** begin MATERIAL **
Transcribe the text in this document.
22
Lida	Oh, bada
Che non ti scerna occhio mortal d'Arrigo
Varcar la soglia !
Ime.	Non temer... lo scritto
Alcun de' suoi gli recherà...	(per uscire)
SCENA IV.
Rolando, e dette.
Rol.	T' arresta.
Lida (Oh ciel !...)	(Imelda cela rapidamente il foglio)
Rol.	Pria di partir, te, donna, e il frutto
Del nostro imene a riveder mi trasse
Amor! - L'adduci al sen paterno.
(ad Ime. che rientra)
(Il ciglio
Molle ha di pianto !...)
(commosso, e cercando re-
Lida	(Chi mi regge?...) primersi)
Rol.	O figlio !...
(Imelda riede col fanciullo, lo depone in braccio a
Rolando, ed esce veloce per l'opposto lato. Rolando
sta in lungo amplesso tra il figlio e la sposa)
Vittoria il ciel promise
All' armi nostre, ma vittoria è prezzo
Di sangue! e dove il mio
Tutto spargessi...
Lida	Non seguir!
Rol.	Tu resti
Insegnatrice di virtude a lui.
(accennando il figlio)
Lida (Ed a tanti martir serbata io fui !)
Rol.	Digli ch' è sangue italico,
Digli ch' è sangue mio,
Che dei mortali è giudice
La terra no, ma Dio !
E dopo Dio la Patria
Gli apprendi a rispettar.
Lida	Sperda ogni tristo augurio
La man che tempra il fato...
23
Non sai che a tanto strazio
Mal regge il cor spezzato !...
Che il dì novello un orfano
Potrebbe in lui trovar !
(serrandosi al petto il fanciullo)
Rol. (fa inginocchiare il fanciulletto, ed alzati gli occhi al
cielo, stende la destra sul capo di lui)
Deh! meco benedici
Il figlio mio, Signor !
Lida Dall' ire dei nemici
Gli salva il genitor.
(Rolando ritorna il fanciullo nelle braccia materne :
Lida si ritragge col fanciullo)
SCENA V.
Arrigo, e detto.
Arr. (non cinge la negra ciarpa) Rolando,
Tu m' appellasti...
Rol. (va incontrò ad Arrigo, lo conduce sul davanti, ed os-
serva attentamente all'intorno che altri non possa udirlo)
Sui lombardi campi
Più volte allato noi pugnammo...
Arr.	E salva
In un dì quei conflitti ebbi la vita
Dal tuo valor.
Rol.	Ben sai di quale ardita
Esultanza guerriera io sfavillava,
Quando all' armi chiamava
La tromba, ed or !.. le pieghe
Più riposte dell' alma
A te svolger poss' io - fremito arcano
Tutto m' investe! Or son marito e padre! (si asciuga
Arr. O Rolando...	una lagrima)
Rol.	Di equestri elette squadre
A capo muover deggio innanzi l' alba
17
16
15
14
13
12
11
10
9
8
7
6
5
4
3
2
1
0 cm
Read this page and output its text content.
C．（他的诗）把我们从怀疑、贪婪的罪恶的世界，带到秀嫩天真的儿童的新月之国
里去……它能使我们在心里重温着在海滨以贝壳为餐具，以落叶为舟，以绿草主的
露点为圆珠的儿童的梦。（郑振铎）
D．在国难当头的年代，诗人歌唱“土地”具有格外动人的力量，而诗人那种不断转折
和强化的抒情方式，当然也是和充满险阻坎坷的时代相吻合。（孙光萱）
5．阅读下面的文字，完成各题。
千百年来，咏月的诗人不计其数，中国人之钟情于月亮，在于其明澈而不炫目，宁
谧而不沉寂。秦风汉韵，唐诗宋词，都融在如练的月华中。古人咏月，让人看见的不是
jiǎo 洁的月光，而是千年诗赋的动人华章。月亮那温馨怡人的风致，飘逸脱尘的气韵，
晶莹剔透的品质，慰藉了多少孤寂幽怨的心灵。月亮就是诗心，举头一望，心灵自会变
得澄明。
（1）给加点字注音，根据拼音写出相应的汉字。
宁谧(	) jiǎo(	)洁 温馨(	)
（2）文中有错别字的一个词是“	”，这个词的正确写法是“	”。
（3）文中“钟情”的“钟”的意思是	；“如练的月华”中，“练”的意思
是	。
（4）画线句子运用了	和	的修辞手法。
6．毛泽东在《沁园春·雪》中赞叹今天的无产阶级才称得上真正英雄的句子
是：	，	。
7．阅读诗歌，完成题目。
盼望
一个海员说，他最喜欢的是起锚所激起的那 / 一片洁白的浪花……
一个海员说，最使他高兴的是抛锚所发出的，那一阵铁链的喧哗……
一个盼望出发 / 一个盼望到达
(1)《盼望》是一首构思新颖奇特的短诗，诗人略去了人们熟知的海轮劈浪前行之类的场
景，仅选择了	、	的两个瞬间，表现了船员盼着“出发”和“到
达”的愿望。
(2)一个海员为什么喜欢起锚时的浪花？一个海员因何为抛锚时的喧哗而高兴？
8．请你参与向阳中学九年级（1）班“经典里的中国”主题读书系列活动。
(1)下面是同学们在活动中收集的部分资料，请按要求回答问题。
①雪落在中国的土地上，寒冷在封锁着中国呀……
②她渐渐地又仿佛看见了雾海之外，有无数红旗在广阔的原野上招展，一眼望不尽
** end MATERIAL **
Give only the number of lines in the material above that include the word "jiǎo".

### [EXERCISE RESPONSE]
2